- **REQUIREMENTS**: Go through the listing and pick out each line with the word "adviser" in it.

- **DATASET RECORDS**:

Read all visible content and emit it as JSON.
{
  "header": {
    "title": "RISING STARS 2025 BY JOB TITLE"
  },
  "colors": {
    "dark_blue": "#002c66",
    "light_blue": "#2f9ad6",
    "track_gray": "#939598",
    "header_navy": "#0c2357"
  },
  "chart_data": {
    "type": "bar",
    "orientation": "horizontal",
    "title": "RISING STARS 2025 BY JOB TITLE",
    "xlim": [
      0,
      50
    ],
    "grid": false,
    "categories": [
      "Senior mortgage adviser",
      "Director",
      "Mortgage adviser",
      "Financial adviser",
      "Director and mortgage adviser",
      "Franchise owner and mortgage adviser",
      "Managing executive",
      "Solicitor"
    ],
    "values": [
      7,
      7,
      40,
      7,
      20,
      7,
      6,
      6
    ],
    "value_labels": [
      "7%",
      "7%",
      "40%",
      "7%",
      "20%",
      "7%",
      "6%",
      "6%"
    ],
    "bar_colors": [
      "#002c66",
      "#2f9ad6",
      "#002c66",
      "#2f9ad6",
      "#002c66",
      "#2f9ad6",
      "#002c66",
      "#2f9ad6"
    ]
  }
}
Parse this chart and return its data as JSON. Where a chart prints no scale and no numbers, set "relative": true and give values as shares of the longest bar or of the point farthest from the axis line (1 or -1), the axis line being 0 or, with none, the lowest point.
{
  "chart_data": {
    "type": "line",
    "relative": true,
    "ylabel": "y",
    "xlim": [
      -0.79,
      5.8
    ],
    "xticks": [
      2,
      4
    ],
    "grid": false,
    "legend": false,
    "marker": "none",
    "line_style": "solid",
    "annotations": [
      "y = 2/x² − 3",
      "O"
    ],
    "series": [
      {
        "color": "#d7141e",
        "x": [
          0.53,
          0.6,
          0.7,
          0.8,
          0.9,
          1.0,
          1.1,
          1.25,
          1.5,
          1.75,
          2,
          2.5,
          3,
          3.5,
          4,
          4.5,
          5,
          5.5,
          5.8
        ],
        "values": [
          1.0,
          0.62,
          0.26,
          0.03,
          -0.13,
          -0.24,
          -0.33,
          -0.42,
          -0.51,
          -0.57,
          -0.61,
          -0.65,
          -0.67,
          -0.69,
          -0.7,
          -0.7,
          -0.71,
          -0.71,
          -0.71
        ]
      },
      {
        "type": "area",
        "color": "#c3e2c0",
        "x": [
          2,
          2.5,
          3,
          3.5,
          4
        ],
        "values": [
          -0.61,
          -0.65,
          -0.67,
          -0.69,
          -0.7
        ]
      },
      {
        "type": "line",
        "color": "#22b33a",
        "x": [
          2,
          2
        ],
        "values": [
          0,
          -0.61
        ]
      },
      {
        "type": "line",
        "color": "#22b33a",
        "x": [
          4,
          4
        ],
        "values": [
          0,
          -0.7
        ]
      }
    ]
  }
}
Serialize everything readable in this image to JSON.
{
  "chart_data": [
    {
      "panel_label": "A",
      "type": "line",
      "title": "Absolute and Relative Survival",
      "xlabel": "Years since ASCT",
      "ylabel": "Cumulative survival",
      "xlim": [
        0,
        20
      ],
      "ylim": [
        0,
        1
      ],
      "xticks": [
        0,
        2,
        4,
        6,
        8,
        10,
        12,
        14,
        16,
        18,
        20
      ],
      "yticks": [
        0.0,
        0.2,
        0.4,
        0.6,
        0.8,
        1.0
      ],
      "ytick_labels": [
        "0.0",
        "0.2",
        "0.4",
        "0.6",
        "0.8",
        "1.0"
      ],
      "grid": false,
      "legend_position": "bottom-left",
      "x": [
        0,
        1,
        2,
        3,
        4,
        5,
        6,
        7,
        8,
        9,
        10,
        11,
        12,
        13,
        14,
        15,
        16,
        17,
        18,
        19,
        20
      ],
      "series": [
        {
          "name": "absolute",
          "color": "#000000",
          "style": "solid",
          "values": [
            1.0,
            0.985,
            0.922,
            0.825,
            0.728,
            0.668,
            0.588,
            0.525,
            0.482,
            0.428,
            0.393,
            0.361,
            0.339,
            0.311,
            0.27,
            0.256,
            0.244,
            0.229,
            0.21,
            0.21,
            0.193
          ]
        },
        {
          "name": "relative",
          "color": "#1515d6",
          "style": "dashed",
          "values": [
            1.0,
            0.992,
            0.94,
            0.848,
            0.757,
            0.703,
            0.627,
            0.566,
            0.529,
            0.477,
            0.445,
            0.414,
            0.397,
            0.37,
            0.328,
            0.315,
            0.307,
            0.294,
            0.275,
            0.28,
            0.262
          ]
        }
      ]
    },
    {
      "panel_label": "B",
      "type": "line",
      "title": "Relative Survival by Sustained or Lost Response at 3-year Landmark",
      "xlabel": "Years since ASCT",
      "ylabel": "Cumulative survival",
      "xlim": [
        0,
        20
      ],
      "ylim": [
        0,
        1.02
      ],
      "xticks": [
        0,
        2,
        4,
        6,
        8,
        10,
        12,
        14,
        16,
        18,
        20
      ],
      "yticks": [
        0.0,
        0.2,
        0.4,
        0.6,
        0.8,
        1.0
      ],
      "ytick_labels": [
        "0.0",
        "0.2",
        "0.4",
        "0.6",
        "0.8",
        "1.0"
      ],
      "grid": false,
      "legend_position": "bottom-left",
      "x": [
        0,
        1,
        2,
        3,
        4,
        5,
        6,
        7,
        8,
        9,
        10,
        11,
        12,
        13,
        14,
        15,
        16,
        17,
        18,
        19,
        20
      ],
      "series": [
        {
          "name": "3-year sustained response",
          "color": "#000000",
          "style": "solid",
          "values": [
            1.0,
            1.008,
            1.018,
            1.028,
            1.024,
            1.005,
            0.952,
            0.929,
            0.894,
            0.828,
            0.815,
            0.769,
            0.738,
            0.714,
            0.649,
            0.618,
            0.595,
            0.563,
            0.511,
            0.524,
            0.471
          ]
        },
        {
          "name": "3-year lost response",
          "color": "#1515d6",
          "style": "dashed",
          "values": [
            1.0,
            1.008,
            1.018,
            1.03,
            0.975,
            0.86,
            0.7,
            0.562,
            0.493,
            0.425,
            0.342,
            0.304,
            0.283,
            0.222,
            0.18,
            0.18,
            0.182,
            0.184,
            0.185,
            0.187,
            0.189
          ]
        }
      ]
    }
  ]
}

- **TASK OUTPUT**:
      "Senior mortgage adviser",
      "Mortgage adviser",
      "Financial adviser",
      "Director and mortgage adviser",
      "Franchise owner and mortgage adviser",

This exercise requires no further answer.